SHORT PROBLEM – Your task is to copy the listing exactly, with the pictures left out.

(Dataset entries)
'''

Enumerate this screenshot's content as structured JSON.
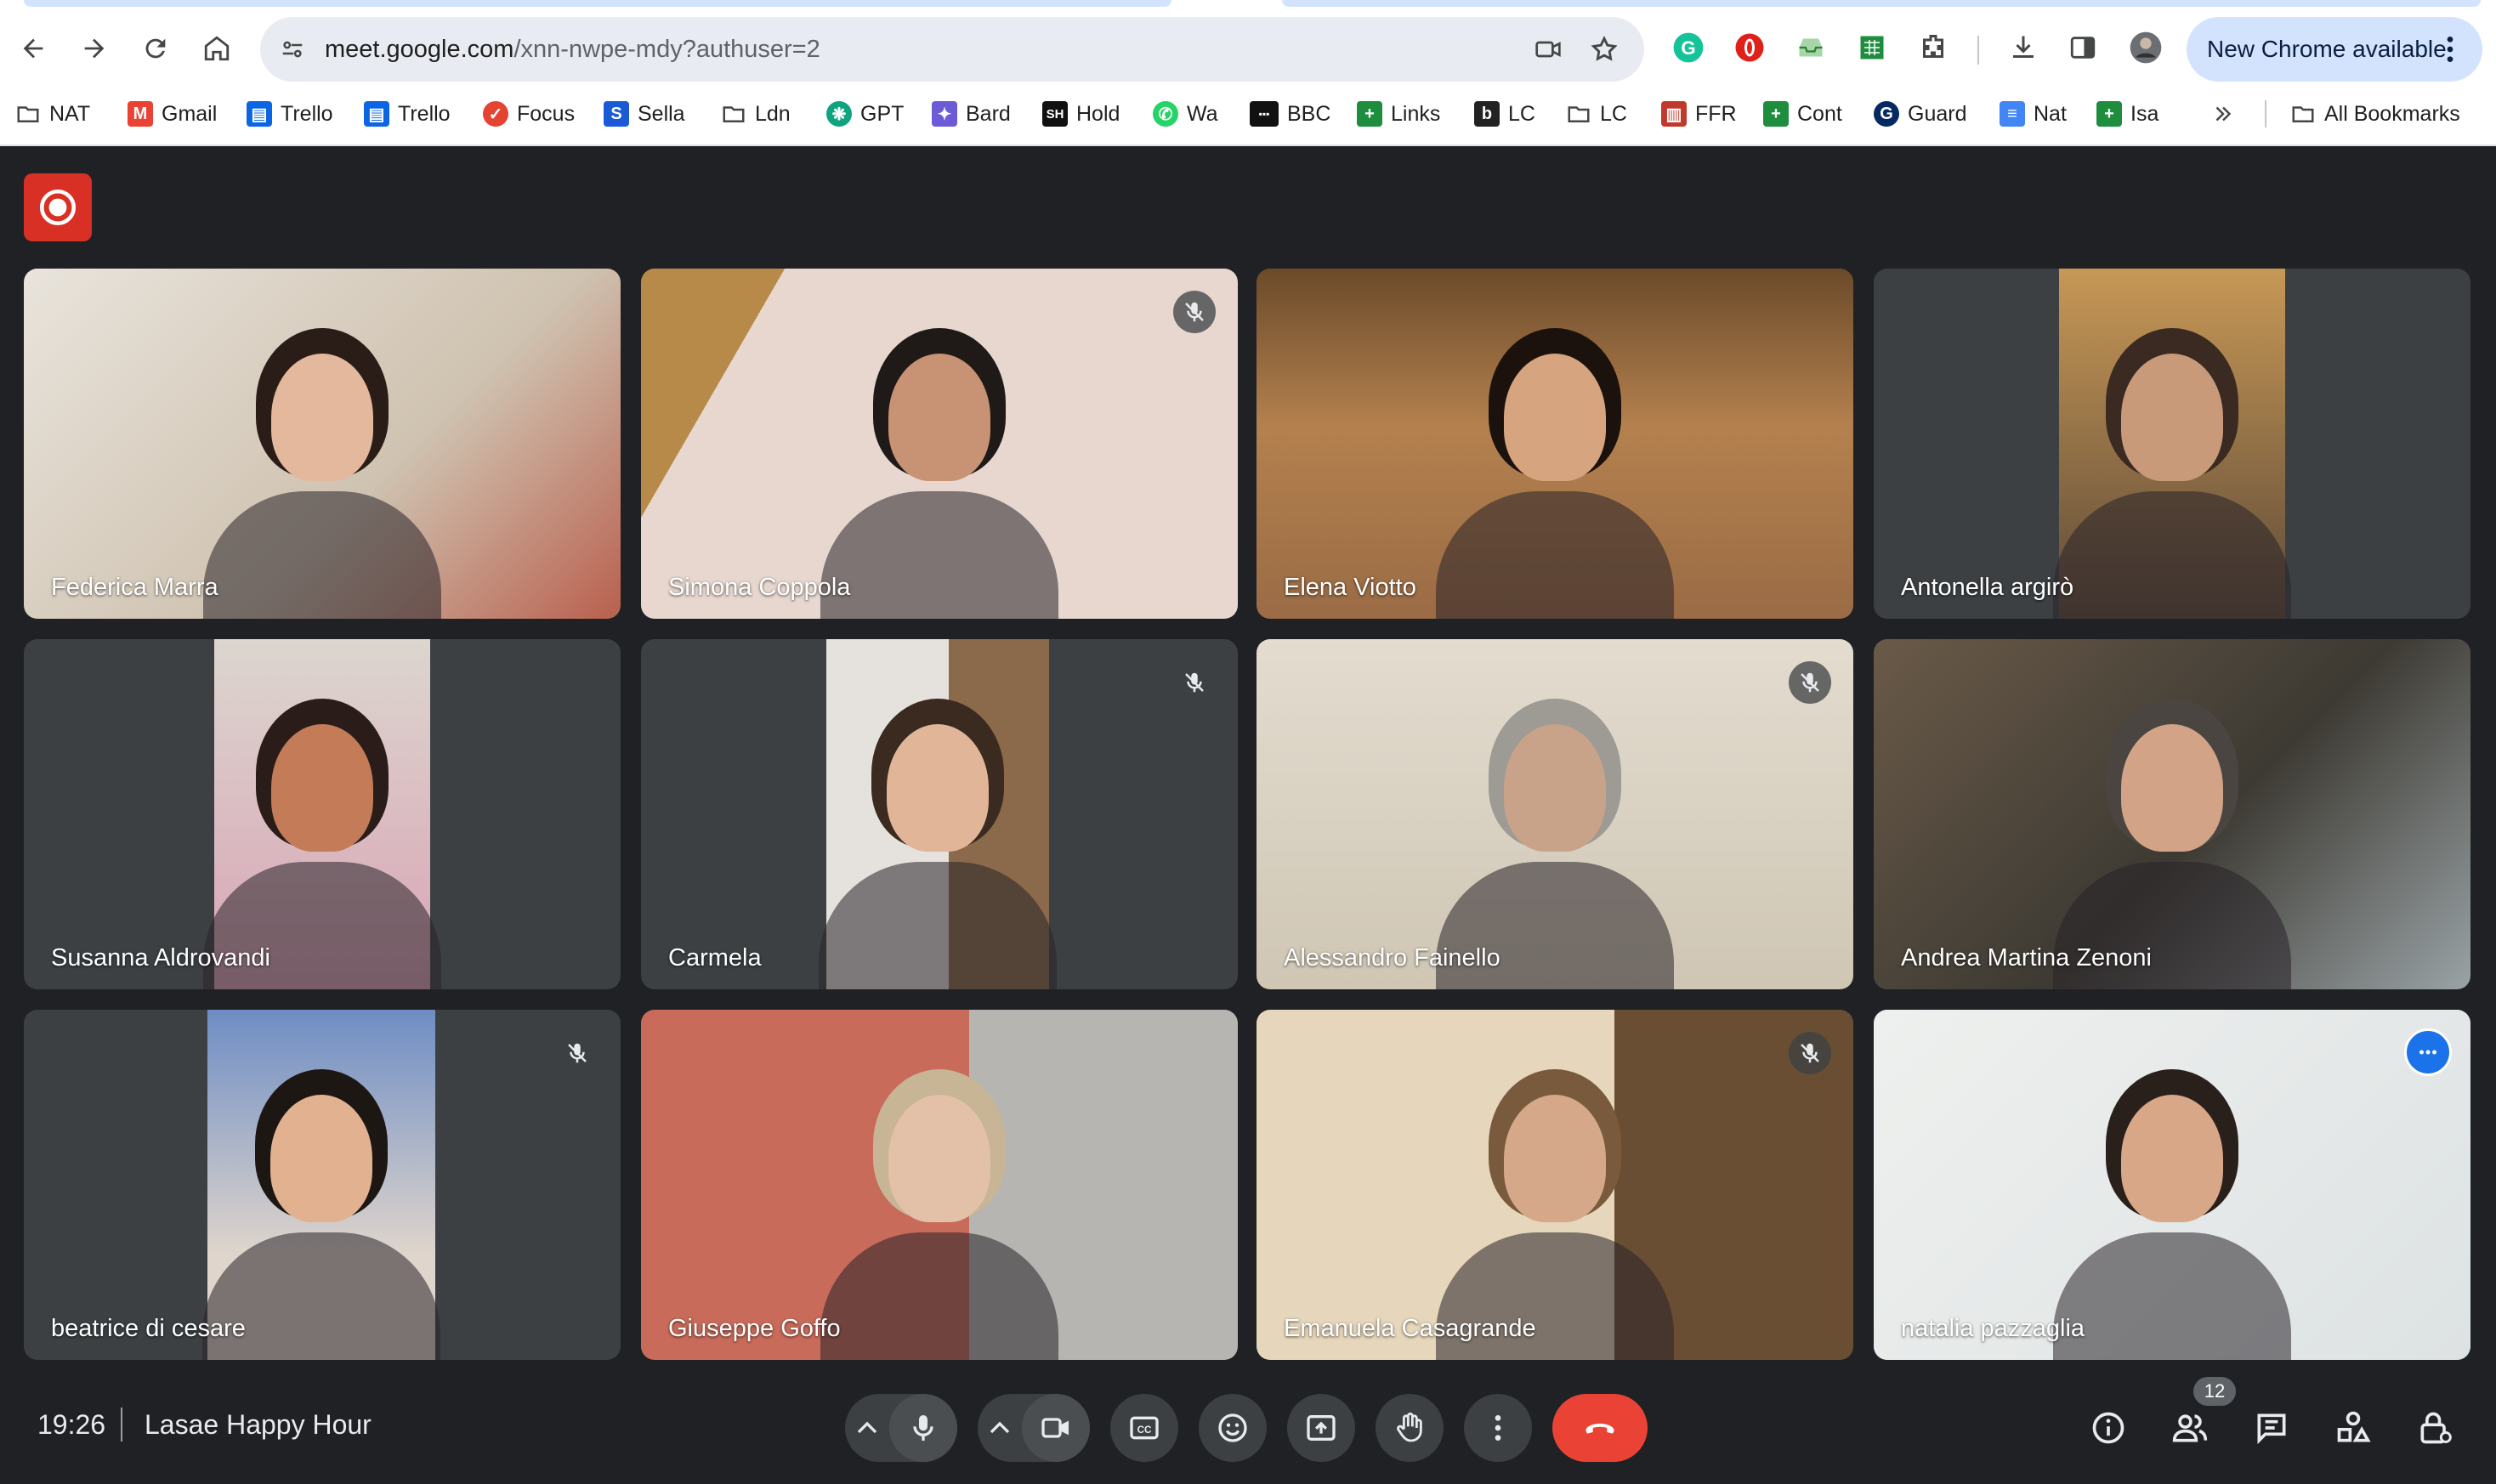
{
  "browser": {
    "url_host": "meet.google.com",
    "url_path": "/xnn-nwpe-mdy?authuser=2",
    "update_label": "New Chrome available",
    "bookmarks": [
      {
        "label": "NAT",
        "icon": "folder-icon"
      },
      {
        "label": "Gmail",
        "icon": "gmail-icon"
      },
      {
        "label": "Trello",
        "icon": "trello-icon"
      },
      {
        "label": "Trello",
        "icon": "trello-icon"
      },
      {
        "label": "Focus",
        "icon": "focus-icon"
      },
      {
        "label": "Sella",
        "icon": "sella-icon"
      },
      {
        "label": "Ldn",
        "icon": "folder-icon"
      },
      {
        "label": "GPT",
        "icon": "gpt-icon"
      },
      {
        "label": "Bard",
        "icon": "bard-icon"
      },
      {
        "label": "Hold",
        "icon": "sh-icon"
      },
      {
        "label": "Wa",
        "icon": "whatsapp-icon"
      },
      {
        "label": "BBC",
        "icon": "bbc-icon"
      },
      {
        "label": "Links",
        "icon": "sheets-icon"
      },
      {
        "label": "LC",
        "icon": "b-icon"
      },
      {
        "label": "LC",
        "icon": "folder-icon"
      },
      {
        "label": "FFR",
        "icon": "ffr-icon"
      },
      {
        "label": "Cont",
        "icon": "sheets-icon"
      },
      {
        "label": "Guard",
        "icon": "guardian-icon"
      },
      {
        "label": "Nat",
        "icon": "docs-icon"
      },
      {
        "label": "Isa",
        "icon": "sheets-icon"
      }
    ],
    "all_bookmarks_label": "All Bookmarks"
  },
  "meeting": {
    "time": "19:26",
    "title": "Lasae Happy Hour",
    "participant_count": "12"
  },
  "participants": [
    {
      "name": "Federica Marra",
      "muted": false
    },
    {
      "name": "Simona Coppola",
      "muted": true
    },
    {
      "name": "Elena Viotto",
      "muted": false
    },
    {
      "name": "Antonella argirò",
      "muted": false
    },
    {
      "name": "Susanna Aldrovandi",
      "muted": false
    },
    {
      "name": "Carmela",
      "muted": true
    },
    {
      "name": "Alessandro Fainello",
      "muted": true
    },
    {
      "name": "Andrea Martina Zenoni",
      "muted": false
    },
    {
      "name": "beatrice di cesare",
      "muted": true
    },
    {
      "name": "Giuseppe Goffo",
      "muted": false
    },
    {
      "name": "Emanuela Casagrande",
      "muted": true
    },
    {
      "name": "natalia pazzaglia",
      "muted": false,
      "active": true
    }
  ],
  "colors": {
    "meet_bg": "#202124",
    "tile_bg": "#3c4043",
    "hangup": "#ea4335",
    "record": "#d93025",
    "active_outline": "#8ab4f8"
  }
}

'''

SOLUTION FOR THIS TASK –
Enumerate this screenshot's content as structured JSON.
{
  "browser": {
    "url_host": "meet.google.com",
    "url_path": "/xnn-nwpe-mdy?authuser=2",
    "update_label": "New Chrome available",
    "bookmarks": [
      {
        "label": "NAT",
        "icon": "folder-icon"
      },
      {
        "label": "Gmail",
        "icon": "gmail-icon"
      },
      {
        "label": "Trello",
        "icon": "trello-icon"
      },
      {
        "label": "Trello",
        "icon": "trello-icon"
      },
      {
        "label": "Focus",
        "icon": "focus-icon"
      },
      {
        "label": "Sella",
        "icon": "sella-icon"
      },
      {
        "label": "Ldn",
        "icon": "folder-icon"
      },
      {
        "label": "GPT",
        "icon": "gpt-icon"
      },
      {
        "label": "Bard",
        "icon": "bard-icon"
      },
      {
        "label": "Hold",
        "icon": "sh-icon"
      },
      {
        "label": "Wa",
        "icon": "whatsapp-icon"
      },
      {
        "label": "BBC",
        "icon": "bbc-icon"
      },
      {
        "label": "Links",
        "icon": "sheets-icon"
      },
      {
        "label": "LC",
        "icon": "b-icon"
      },
      {
        "label": "LC",
        "icon": "folder-icon"
      },
      {
        "label": "FFR",
        "icon": "ffr-icon"
      },
      {
        "label": "Cont",
        "icon": "sheets-icon"
      },
      {
        "label": "Guard",
        "icon": "guardian-icon"
      },
      {
        "label": "Nat",
        "icon": "docs-icon"
      },
      {
        "label": "Isa",
        "icon": "sheets-icon"
      }
    ],
    "all_bookmarks_label": "All Bookmarks"
  },
  "meeting": {
    "time": "19:26",
    "title": "Lasae Happy Hour",
    "participant_count": "12"
  },
  "participants": [
    {
      "name": "Federica Marra",
      "muted": false
    },
    {
      "name": "Simona Coppola",
      "muted": true
    },
    {
      "name": "Elena Viotto",
      "muted": false
    },
    {
      "name": "Antonella argirò",
      "muted": false
    },
    {
      "name": "Susanna Aldrovandi",
      "muted": false
    },
    {
      "name": "Carmela",
      "muted": true
    },
    {
      "name": "Alessandro Fainello",
      "muted": true
    },
    {
      "name": "Andrea Martina Zenoni",
      "muted": false
    },
    {
      "name": "beatrice di cesare",
      "muted": true
    },
    {
      "name": "Giuseppe Goffo",
      "muted": false
    },
    {
      "name": "Emanuela Casagrande",
      "muted": true
    },
    {
      "name": "natalia pazzaglia",
      "muted": false,
      "active": true
    }
  ],
  "colors": {
    "meet_bg": "#202124",
    "tile_bg": "#3c4043",
    "hangup": "#ea4335",
    "record": "#d93025",
    "active_outline": "#8ab4f8"
  }
}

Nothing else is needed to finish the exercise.